= Exercise requirements =
Extract each line of the records below that contains the word "Internet".

= Supplied material =

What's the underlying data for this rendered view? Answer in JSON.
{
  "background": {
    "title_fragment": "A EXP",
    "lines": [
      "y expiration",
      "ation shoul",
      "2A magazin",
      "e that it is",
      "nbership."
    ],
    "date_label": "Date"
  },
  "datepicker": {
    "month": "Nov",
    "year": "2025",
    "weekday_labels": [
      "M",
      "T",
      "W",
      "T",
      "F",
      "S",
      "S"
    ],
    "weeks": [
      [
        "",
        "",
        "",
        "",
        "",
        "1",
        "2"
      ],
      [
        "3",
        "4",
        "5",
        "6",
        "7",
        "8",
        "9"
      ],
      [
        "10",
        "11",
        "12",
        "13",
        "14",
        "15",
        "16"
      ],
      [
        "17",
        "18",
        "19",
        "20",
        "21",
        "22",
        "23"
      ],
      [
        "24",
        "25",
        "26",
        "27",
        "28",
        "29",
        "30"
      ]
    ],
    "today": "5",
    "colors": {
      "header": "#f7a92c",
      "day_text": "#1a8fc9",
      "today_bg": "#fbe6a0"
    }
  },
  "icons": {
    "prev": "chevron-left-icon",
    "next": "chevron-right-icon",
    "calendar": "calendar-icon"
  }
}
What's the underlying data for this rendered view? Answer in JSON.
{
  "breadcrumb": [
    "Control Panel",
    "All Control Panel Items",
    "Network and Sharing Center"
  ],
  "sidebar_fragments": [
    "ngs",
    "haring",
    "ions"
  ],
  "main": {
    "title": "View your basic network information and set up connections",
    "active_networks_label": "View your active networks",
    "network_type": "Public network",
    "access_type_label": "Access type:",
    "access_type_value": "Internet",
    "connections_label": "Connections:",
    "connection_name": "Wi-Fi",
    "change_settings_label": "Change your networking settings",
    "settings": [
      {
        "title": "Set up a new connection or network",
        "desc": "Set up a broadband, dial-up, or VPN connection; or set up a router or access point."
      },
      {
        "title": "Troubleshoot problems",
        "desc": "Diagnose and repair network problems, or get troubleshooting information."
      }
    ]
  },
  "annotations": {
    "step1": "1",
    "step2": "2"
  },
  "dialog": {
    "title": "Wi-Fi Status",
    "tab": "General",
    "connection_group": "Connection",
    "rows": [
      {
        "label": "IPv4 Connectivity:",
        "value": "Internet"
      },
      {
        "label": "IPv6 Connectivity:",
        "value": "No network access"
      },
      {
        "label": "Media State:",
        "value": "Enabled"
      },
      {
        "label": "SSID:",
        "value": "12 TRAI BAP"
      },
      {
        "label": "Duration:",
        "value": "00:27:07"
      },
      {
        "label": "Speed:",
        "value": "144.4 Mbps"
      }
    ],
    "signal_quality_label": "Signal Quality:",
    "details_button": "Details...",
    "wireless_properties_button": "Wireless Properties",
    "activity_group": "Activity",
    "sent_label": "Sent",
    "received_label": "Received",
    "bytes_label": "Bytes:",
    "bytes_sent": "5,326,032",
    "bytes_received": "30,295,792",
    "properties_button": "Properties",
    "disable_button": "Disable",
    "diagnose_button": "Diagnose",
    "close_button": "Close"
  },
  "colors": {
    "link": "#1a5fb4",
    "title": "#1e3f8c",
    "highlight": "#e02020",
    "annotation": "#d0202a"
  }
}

= Completed exercise =
    "access_type_value": "Internet",
        "value": "Internet"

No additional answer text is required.